* What is asked: Go through the entries below and copy each line containing the word "wenn".

## Start

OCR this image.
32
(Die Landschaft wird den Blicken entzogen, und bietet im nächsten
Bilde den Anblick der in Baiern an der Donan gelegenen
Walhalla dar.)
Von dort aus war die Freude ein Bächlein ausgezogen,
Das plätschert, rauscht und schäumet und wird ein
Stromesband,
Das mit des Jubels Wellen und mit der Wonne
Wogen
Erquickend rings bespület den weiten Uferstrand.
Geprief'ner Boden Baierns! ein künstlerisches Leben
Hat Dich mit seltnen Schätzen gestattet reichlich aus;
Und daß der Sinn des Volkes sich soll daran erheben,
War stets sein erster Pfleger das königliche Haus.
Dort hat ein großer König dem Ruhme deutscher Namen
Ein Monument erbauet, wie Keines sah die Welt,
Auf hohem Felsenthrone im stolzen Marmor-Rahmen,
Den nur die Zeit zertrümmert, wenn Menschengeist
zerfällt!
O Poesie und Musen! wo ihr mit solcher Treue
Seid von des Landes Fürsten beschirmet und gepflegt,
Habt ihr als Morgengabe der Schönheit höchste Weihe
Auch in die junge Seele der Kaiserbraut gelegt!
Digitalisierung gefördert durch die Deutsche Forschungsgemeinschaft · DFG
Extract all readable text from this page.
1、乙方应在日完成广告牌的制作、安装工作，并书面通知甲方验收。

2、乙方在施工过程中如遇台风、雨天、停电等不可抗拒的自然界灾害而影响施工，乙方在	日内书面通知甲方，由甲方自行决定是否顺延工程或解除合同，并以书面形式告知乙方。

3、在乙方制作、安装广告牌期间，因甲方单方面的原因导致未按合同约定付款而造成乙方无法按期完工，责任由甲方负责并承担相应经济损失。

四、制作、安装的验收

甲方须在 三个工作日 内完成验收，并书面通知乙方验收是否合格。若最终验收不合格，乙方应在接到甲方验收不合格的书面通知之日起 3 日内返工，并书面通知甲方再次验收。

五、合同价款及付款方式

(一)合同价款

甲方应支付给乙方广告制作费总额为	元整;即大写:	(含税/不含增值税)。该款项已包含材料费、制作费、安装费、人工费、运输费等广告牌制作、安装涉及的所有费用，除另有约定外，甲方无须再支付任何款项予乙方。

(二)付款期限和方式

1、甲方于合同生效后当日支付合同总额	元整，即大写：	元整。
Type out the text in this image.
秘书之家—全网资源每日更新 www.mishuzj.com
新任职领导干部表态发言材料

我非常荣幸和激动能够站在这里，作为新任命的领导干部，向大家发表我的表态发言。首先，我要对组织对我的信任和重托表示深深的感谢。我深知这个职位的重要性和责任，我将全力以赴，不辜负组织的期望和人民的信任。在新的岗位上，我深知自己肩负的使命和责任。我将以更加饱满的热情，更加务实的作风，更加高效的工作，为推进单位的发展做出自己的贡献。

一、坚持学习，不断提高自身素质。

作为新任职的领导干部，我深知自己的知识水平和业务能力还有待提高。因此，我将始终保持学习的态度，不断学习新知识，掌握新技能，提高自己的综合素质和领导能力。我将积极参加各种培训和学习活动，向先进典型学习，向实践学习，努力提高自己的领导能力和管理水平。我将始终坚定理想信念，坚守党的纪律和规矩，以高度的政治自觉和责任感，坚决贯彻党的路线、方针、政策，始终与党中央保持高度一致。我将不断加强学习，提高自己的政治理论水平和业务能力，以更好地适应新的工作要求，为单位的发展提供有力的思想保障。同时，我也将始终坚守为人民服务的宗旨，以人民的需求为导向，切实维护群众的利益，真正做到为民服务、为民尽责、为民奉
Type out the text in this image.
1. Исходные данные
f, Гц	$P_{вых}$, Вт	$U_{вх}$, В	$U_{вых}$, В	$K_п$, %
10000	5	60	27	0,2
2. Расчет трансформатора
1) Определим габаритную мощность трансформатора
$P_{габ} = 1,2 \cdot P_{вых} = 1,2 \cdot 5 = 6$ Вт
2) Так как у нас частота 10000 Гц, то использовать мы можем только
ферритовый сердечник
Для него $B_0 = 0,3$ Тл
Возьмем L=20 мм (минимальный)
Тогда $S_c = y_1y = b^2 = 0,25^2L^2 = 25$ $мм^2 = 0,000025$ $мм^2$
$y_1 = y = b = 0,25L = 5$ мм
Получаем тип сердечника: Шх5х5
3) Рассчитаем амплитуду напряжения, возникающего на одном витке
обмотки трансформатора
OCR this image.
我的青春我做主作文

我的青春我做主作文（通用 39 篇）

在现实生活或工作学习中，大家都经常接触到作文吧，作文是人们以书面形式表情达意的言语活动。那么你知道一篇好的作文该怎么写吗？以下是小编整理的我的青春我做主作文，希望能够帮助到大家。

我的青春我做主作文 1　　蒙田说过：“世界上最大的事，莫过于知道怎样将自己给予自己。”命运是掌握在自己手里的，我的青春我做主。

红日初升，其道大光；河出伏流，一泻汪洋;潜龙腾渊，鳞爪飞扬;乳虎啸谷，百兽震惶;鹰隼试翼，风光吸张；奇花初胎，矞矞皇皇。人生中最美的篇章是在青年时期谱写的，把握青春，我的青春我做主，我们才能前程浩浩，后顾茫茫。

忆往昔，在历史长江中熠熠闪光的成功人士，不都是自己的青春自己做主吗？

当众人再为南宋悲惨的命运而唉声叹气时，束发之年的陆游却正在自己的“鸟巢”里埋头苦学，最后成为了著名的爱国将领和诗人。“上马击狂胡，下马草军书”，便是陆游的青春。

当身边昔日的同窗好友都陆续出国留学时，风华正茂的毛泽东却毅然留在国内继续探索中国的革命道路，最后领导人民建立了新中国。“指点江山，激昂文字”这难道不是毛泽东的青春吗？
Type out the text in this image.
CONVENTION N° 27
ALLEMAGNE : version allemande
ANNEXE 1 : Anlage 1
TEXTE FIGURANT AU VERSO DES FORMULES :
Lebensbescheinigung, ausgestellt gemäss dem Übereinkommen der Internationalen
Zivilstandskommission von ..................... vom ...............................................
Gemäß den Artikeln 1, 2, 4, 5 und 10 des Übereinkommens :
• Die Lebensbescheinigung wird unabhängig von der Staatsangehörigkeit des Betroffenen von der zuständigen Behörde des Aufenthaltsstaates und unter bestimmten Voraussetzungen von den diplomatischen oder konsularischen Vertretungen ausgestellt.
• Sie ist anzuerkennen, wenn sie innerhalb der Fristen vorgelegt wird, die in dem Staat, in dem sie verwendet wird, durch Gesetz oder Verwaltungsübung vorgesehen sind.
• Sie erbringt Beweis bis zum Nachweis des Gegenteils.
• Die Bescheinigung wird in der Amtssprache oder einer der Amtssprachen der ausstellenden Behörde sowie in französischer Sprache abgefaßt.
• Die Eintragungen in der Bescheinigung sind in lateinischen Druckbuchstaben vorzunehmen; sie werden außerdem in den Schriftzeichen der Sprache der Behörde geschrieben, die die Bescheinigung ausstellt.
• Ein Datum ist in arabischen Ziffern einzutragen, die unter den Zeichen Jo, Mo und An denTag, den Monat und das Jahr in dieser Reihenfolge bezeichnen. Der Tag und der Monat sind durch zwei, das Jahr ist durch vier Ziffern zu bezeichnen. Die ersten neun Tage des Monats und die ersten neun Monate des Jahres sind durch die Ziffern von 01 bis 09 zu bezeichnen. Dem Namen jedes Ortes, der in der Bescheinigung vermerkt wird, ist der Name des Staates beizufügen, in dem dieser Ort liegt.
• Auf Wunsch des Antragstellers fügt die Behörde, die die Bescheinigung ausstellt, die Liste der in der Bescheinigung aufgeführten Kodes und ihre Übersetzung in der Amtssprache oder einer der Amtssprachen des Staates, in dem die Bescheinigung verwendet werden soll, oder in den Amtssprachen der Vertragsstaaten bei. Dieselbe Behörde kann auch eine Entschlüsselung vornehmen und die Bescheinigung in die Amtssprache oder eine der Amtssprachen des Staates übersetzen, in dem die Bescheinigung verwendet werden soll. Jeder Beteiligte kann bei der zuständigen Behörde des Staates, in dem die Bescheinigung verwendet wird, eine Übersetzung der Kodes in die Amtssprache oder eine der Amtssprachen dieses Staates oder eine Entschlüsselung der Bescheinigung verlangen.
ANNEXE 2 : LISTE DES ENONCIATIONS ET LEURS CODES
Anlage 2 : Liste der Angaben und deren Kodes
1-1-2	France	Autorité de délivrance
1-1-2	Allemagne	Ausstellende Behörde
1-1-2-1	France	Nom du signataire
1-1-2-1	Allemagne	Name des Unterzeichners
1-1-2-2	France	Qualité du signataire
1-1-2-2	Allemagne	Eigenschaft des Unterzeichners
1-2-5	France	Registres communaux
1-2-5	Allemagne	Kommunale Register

## End

* Result for this task:
Den nur die Zeit zertrümmert, wenn Menschengeist
• Sie ist anzuerkennen, wenn sie innerhalb der Fristen vorgelegt wird, die in dem Staat, in dem sie verwendet wird, durch Gesetz oder Verwaltungsübung vorgesehen sind.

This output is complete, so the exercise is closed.